Quoted text:
───

Re: Reading UNICODE string

Posted by Axel Weiß <aw...@informatik.hu-berlin.de>.
Mannion, Enda wrote:
> I don't understand, if I can write this Unicode character then why can I
> not read it.

Enda, (sorry, overlooked the comma)

I didn't argue about reading, but about transcoding. After reading, the 
character is hold in XMLCh, the utf-16 representation required by the 
standards. If this character has a representation in the local (libc) 
encoding, xercesc::XMLString::transcode delivers the local representation.

> I read using this code and xmlval = ""
>
> n = node->getFirstChild()->getNodeValue();
> xmlval = xercesc::XMLString::transcode(n);      

Did you check the value of 'n'?

HTH,
			Axel

---------------------------------------------------------------------
To unsubscribe, e-mail: c-dev-unsubscribe@xerces.apache.org
For additional commands, e-mail: c-dev-help@xerces.apache.org


RE: Reading UNICODE string

Posted by "Mannion, Enda" <en...@hp.com>.

───

Task objective: Write the next part of the mailing-list thread about reading a Unicode string with Xerces, starting right after its last line.

(Records of where elements appear)
───

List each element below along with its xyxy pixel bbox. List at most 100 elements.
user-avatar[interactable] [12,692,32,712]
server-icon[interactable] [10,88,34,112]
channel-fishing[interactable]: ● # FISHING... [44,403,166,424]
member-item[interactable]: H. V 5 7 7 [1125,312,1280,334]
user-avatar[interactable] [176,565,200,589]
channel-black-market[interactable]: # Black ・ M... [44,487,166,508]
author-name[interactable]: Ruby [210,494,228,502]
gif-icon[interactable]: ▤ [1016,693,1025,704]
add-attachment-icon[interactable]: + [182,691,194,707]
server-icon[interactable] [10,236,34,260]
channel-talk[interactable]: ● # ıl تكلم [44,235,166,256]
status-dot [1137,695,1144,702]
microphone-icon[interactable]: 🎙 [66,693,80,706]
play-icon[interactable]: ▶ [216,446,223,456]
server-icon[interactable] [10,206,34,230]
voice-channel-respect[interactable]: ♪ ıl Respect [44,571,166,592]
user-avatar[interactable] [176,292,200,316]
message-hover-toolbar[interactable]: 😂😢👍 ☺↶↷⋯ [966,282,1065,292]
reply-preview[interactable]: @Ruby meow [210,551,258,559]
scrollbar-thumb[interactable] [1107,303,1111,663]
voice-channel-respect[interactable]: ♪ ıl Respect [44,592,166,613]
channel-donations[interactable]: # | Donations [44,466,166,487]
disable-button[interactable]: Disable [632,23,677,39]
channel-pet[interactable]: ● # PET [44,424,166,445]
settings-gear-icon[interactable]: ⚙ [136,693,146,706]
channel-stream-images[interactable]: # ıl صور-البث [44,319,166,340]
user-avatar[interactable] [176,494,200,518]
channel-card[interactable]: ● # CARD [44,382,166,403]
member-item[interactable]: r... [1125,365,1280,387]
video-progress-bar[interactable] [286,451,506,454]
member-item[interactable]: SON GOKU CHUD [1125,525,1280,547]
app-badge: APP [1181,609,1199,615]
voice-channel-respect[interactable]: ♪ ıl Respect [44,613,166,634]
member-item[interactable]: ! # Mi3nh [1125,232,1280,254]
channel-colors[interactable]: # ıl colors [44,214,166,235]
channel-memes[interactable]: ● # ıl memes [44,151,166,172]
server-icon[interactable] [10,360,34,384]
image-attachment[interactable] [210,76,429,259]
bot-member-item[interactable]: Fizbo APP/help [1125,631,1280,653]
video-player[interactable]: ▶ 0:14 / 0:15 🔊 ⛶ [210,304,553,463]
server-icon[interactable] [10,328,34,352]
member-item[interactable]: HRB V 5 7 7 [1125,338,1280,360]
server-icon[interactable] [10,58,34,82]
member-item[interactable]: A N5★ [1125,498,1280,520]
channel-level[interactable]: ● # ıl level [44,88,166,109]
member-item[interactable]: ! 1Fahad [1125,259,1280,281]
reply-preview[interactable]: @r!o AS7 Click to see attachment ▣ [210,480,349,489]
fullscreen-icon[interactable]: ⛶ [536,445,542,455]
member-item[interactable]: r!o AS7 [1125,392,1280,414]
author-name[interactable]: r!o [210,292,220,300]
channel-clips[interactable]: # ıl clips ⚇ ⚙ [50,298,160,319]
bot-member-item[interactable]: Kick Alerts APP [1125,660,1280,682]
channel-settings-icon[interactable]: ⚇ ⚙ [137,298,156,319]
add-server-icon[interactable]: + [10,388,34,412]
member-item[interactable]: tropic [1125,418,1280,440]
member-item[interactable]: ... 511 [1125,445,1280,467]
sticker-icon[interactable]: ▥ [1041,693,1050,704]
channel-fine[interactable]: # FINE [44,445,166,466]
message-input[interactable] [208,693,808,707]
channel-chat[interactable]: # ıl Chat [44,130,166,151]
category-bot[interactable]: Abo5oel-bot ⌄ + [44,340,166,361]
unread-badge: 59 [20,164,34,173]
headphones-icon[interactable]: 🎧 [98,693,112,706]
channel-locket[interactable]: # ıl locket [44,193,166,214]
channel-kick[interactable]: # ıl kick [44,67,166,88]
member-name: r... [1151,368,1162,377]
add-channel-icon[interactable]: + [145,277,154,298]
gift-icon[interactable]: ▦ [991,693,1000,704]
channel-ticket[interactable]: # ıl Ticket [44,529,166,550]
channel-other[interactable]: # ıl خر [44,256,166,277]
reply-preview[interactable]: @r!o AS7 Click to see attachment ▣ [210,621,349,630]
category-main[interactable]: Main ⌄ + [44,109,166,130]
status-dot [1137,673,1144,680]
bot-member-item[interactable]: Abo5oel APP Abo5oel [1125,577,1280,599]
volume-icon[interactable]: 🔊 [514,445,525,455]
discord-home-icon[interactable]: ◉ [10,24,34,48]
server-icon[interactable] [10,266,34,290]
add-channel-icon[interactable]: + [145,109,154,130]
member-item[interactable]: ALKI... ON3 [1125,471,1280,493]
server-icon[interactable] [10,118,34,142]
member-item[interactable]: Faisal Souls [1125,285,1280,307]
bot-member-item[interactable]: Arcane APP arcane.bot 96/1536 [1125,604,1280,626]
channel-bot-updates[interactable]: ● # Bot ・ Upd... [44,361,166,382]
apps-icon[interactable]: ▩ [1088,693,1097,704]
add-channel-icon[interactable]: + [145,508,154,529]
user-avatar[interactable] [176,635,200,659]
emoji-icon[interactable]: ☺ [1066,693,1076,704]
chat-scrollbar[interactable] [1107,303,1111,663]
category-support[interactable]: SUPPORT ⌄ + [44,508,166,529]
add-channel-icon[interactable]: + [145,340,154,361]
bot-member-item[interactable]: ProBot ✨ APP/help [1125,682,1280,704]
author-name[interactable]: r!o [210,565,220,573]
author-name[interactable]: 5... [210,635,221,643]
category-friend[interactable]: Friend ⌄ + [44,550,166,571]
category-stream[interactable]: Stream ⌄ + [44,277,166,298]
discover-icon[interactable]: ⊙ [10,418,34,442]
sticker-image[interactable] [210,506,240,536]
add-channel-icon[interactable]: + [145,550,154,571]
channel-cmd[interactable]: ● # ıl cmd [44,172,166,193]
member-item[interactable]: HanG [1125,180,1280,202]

───

Output of the task:
Axel,

I don't understand, if I can write this Unicode character then why can I not read it.

Enda


Original Message
----------------

I am able to write a unicode character to my XML file but I am unable to read it.

I read using this code and xmlval = ""

n = node->getFirstChild()->getNodeValue();
xmlval = xercesc::XMLString::transcode(n);      


If the character(s) written are not Unicode there are no problems.



-----Original Message-----
From: Axel Weiß [mailto:aweiss@informatik.hu-berlin.de] 
Sent: 10 August 2006 18:04
To: c-dev@xerces.apache.org
Cc: Mannion, Enda
Subject: Re: Reading UNICODE string

Mannion, Enda wrote:
> If the character(s) written are not Unicode there are no problems.

Mannion,

if the character has no representation in your local codepage, you cannot 
transcode it.

HTH,
			Axel

---------------------------------------------------------------------
To unsubscribe, e-mail: c-dev-unsubscribe@xerces.apache.org
For additional commands, e-mail: c-dev-help@xerces.apache.org


Re: Reading UNICODE string

Posted by Axel Weiß <aw...@informatik.hu-berlin.de>.
Mannion, Enda wrote:
> If the character(s) written are not Unicode there are no problems.

Mannion,

if the character has no representation in your local codepage, you cannot 
transcode it.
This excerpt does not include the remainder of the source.